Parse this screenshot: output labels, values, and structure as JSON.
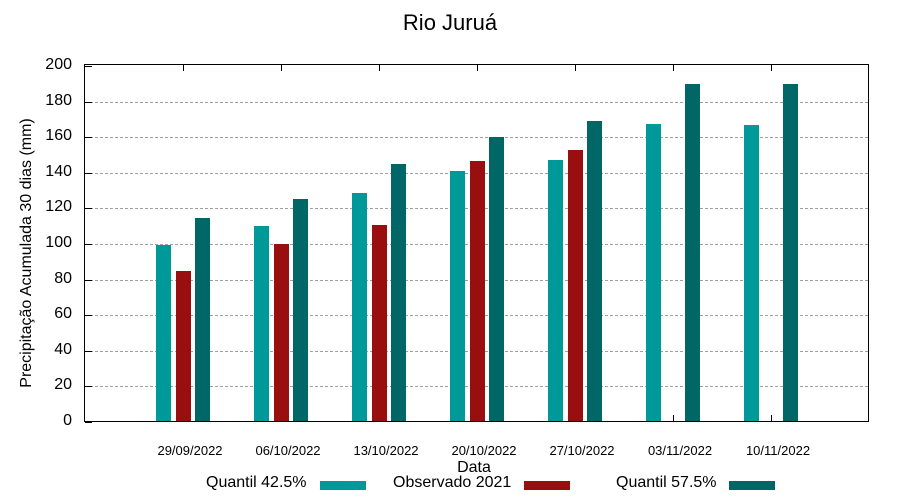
{
  "chart_data": {
    "type": "bar",
    "title": "Rio Juruá",
    "xlabel": "Data",
    "ylabel": "Precipitação Acumulada 30 dias (mm)",
    "ylim": [
      0,
      200
    ],
    "yticks": [
      0,
      20,
      40,
      60,
      80,
      100,
      120,
      140,
      160,
      180,
      200
    ],
    "grid": true,
    "legend_position": "bottom",
    "categories": [
      "29/09/2022",
      "06/10/2022",
      "13/10/2022",
      "20/10/2022",
      "27/10/2022",
      "03/11/2022",
      "10/11/2022"
    ],
    "series": [
      {
        "name": "Quantil 42.5%",
        "color": "#009999",
        "values": [
          99,
          109.5,
          128,
          140.5,
          146.5,
          167,
          166.5
        ]
      },
      {
        "name": "Observado 2021",
        "color": "#990f0f",
        "values": [
          84,
          99.5,
          110,
          146,
          152.5,
          null,
          null
        ]
      },
      {
        "name": "Quantil 57.5%",
        "color": "#006666",
        "values": [
          114,
          124.5,
          144.5,
          159.5,
          168.5,
          189.5,
          189.5
        ]
      }
    ]
  },
  "labels": {
    "title": "Rio Juruá",
    "xtitle": "Data",
    "ytitle": "Precipitação Acumulada 30 dias (mm)",
    "legend": [
      "Quantil 42.5%",
      "Observado 2021",
      "Quantil 57.5%"
    ]
  }
}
* * * *
Transcribe the complete set of entries verbatim. No pictures belong in the copy.

Solved problem:
Parse this screenshot: output labels, values, and structure as JSON.
{
  "chart_data": {
    "type": "bar",
    "title": "Rio Juruá",
    "xlabel": "Data",
    "ylabel": "Precipitação Acumulada 30 dias (mm)",
    "ylim": [
      0,
      200
    ],
    "yticks": [
      0,
      20,
      40,
      60,
      80,
      100,
      120,
      140,
      160,
      180,
      200
    ],
    "grid": true,
    "legend_position": "bottom",
    "categories": [
      "29/09/2022",
      "06/10/2022",
      "13/10/2022",
      "20/10/2022",
      "27/10/2022",
      "03/11/2022",
      "10/11/2022"
    ],
    "series": [
      {
        "name": "Quantil 42.5%",
        "color": "#009999",
        "values": [
          99,
          109.5,
          128,
          140.5,
          146.5,
          167,
          166.5
        ]
      },
      {
        "name": "Observado 2021",
        "color": "#990f0f",
        "values": [
          84,
          99.5,
          110,
          146,
          152.5,
          null,
          null
        ]
      },
      {
        "name": "Quantil 57.5%",
        "color": "#006666",
        "values": [
          114,
          124.5,
          144.5,
          159.5,
          168.5,
          189.5,
          189.5
        ]
      }
    ]
  },
  "labels": {
    "title": "Rio Juruá",
    "xtitle": "Data",
    "ytitle": "Precipitação Acumulada 30 dias (mm)",
    "legend": [
      "Quantil 42.5%",
      "Observado 2021",
      "Quantil 57.5%"
    ]
  }
}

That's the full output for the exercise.